Bei früheren serverzusammenlegungen war es so das es da mal ne warungsarbeit gab wo die GOA mitarbeiter nix anderes machten auser Chars von inaktiven ACC auf nen von ihnen festgelegten server zu schieben,sprich quasi den alten server leerfegten.Das wiederum gab es bisher meines Wissens seit der schliessung von Erengard noch nicht. ich geh nun mal davon aus das sie das nun in der 1 Woche noch mit machen werden bzw die Muffigmitarbeiter aber auch das ist nur ne Mutmassung meinerseits.
Zwegs löschung wurde ja immer versichert das es sowas nicht geben würde.

Die 2 wochen freie Spielzeit nach dem 7.7 soll es meines wisens nur für im Moment aktive ACC geben.Allerding ist wohl ab Morgen bis zum 7.7 für alle WARacc ob aktiv oder inaktiv das spielen frei allerdings spielt man in der zeit für nix sprich alles was man bisdahin bekommt ist ab den 7.7 wieder weg da da quasi alles auf den stand vom 29.6 rerollt wird (naja es wird halt einfach am 7.7 der neue server mit dem "spielstand" von morgen neu "eröffnet".

edit http://forums.war-eu...scending&page=1 sollte von intresse sein solltet ihr den wunsch haben da was zu fragen aber kein schreiberecht haben schreibt es hier rein und ich schreibs dann für euch da rein.Auch wenn die Zeit wohl eher bissel knapp wird und ich bis maximal 24 h nur hier rein schauen werd.


----------



## dashofi (28. Juni 2010)

Supi frisch angefangen und jetzt bis am 6.7 warten ? 
Wird ja nichts mehr gespeichert....kostenlos bis dahin aber W.O.W nice wenn nicht's gespeichert wird 


			Dieser Inhalt steht nur eingeloggten Mitgliedern zur Verfügung.


----------



## Golrik Eisenfaust (28. Juni 2010)

════════════════

> _AUFGABE A_
Schreibe einen Teil des Seitenauszugs neu und setze dabei "Karak Azgal" an die Stelle von "Erengard". Beginne bei den Worten "Bei früheren serverzusammenlegungen" und höre nach "ne Mutmassung meinerseits." auf.
> _AUFGABE B_
Auf welchen Stand wird laut Seitenauszug am 7.7 alles zurückgesetzt?
Für die Aufgaben spielen die Einträge keine Rolle.

> _GEGEBENE INFORMATIONEN_
════════════════

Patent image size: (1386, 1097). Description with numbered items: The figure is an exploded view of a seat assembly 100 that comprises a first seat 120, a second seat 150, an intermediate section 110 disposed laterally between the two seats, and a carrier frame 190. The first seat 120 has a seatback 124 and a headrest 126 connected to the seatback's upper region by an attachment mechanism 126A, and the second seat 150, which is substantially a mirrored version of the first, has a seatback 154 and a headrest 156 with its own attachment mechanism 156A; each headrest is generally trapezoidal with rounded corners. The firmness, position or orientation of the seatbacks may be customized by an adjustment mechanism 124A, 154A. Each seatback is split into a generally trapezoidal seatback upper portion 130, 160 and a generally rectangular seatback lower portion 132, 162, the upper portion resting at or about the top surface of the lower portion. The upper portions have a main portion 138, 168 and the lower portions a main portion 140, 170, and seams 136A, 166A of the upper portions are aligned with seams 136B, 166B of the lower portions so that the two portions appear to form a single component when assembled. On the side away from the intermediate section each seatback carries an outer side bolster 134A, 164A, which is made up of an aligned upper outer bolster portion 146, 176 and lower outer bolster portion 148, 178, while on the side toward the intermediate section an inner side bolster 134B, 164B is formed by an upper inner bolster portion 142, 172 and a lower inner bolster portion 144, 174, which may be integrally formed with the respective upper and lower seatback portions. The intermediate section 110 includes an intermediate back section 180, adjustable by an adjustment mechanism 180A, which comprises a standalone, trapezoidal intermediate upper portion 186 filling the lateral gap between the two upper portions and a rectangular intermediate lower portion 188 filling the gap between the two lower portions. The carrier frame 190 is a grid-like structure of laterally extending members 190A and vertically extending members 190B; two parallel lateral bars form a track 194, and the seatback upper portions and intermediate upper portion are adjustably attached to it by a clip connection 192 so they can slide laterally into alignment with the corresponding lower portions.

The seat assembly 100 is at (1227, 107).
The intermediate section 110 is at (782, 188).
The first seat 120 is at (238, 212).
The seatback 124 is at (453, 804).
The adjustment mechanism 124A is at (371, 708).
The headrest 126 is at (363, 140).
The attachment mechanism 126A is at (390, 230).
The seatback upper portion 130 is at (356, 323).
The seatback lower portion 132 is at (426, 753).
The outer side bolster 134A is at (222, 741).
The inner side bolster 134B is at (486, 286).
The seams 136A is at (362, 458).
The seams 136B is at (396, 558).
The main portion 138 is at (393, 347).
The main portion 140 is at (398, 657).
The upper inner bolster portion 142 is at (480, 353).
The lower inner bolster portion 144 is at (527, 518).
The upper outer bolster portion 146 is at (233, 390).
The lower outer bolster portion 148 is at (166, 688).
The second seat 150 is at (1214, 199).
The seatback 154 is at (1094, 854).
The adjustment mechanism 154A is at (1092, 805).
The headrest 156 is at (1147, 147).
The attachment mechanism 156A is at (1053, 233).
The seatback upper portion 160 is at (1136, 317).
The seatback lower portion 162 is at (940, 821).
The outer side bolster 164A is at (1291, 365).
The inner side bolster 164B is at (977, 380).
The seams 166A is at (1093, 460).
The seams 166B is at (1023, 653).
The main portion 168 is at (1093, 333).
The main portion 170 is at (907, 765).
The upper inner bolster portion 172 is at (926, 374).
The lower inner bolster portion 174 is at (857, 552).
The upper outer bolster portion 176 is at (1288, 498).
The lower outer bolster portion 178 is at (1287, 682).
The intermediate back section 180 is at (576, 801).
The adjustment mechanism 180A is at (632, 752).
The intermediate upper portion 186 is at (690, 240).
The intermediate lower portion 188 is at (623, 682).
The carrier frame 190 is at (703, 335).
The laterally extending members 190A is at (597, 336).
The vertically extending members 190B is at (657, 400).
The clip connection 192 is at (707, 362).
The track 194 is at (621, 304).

════════════════

> _ERGEBNIS A_
Bei früheren serverzusammenlegungen war es so das es da mal ne warungsarbeit gab wo die GOA mitarbeiter nix anderes machten auser Chars von inaktiven ACC auf nen von ihnen festgelegten server zu schieben,sprich quasi den alten server leerfegten.Das wiederum gab es bisher meines Wissens seit der schliessung von Karak Azgal noch nicht. ich geh nun mal davon aus das sie das nun in der 1 Woche noch mit machen werden bzw die Muffigmitarbeiter aber auch das ist nur ne Mutmassung meinerseits.

> _ERGEBNIS B_
Auf den Stand vom 29.6.